### WHAT IS REQUIRED
Repeat the whole listing exactly.

[Data items]
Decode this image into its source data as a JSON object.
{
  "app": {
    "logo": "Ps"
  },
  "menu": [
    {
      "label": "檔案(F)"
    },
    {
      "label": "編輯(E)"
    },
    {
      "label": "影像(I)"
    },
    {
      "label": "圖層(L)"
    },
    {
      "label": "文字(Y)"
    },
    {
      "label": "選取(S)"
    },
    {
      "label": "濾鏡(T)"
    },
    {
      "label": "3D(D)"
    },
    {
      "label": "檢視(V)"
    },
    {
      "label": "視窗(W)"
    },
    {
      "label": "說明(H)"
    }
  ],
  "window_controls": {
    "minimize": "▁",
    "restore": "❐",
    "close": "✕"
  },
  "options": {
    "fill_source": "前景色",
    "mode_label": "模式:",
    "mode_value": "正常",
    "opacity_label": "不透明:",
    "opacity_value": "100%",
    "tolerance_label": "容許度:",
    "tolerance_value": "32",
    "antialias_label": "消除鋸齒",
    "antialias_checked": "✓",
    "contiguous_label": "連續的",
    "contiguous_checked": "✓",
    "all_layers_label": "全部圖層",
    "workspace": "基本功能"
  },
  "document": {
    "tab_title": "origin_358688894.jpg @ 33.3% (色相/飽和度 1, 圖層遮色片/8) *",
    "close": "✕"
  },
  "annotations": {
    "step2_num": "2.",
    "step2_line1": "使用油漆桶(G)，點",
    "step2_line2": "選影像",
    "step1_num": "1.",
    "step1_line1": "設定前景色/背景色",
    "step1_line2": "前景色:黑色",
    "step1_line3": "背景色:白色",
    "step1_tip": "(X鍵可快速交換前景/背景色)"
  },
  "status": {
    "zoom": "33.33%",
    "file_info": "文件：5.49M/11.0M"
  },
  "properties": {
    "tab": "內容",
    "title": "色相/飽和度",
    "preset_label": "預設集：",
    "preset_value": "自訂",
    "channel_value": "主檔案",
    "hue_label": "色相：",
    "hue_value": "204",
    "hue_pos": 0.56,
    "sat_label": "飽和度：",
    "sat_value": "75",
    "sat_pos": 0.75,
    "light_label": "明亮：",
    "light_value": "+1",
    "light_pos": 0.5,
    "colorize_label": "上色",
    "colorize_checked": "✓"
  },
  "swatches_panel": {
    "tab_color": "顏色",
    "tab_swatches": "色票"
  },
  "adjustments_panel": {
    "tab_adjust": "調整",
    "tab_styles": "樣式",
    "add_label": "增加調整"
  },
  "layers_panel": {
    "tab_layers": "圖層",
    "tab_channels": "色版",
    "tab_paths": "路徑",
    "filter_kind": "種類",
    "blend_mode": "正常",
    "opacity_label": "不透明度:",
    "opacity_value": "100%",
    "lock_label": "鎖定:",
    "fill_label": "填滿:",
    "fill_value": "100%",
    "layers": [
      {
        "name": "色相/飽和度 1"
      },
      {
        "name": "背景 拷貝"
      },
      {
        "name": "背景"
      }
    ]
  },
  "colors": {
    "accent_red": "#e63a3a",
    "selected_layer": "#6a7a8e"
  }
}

### TASK ANSWER
Decode this image into its source data as a JSON object.
{
  "app": {
    "logo": "Ps"
  },
  "menu": [
    {
      "label": "檔案(F)"
    },
    {
      "label": "編輯(E)"
    },
    {
      "label": "影像(I)"
    },
    {
      "label": "圖層(L)"
    },
    {
      "label": "文字(Y)"
    },
    {
      "label": "選取(S)"
    },
    {
      "label": "濾鏡(T)"
    },
    {
      "label": "3D(D)"
    },
    {
      "label": "檢視(V)"
    },
    {
      "label": "視窗(W)"
    },
    {
      "label": "說明(H)"
    }
  ],
  "window_controls": {
    "minimize": "▁",
    "restore": "❐",
    "close": "✕"
  },
  "options": {
    "fill_source": "前景色",
    "mode_label": "模式:",
    "mode_value": "正常",
    "opacity_label": "不透明:",
    "opacity_value": "100%",
    "tolerance_label": "容許度:",
    "tolerance_value": "32",
    "antialias_label": "消除鋸齒",
    "antialias_checked": "✓",
    "contiguous_label": "連續的",
    "contiguous_checked": "✓",
    "all_layers_label": "全部圖層",
    "workspace": "基本功能"
  },
  "document": {
    "tab_title": "origin_358688894.jpg @ 33.3% (色相/飽和度 1, 圖層遮色片/8) *",
    "close": "✕"
  },
  "annotations": {
    "step2_num": "2.",
    "step2_line1": "使用油漆桶(G)，點",
    "step2_line2": "選影像",
    "step1_num": "1.",
    "step1_line1": "設定前景色/背景色",
    "step1_line2": "前景色:黑色",
    "step1_line3": "背景色:白色",
    "step1_tip": "(X鍵可快速交換前景/背景色)"
  },
  "status": {
    "zoom": "33.33%",
    "file_info": "文件：5.49M/11.0M"
  },
  "properties": {
    "tab": "內容",
    "title": "色相/飽和度",
    "preset_label": "預設集：",
    "preset_value": "自訂",
    "channel_value": "主檔案",
    "hue_label": "色相：",
    "hue_value": "204",
    "hue_pos": 0.56,
    "sat_label": "飽和度：",
    "sat_value": "75",
    "sat_pos": 0.75,
    "light_label": "明亮：",
    "light_value": "+1",
    "light_pos": 0.5,
    "colorize_label": "上色",
    "colorize_checked": "✓"
  },
  "swatches_panel": {
    "tab_color": "顏色",
    "tab_swatches": "色票"
  },
  "adjustments_panel": {
    "tab_adjust": "調整",
    "tab_styles": "樣式",
    "add_label": "增加調整"
  },
  "layers_panel": {
    "tab_layers": "圖層",
    "tab_channels": "色版",
    "tab_paths": "路徑",
    "filter_kind": "種類",
    "blend_mode": "正常",
    "opacity_label": "不透明度:",
    "opacity_value": "100%",
    "lock_label": "鎖定:",
    "fill_label": "填滿:",
    "fill_value": "100%",
    "layers": [
      {
        "name": "色相/飽和度 1"
      },
      {
        "name": "背景 拷貝"
      },
      {
        "name": "背景"
      }
    ]
  },
  "colors": {
    "accent_red": "#e63a3a",
    "selected_layer": "#6a7a8e"
  }
}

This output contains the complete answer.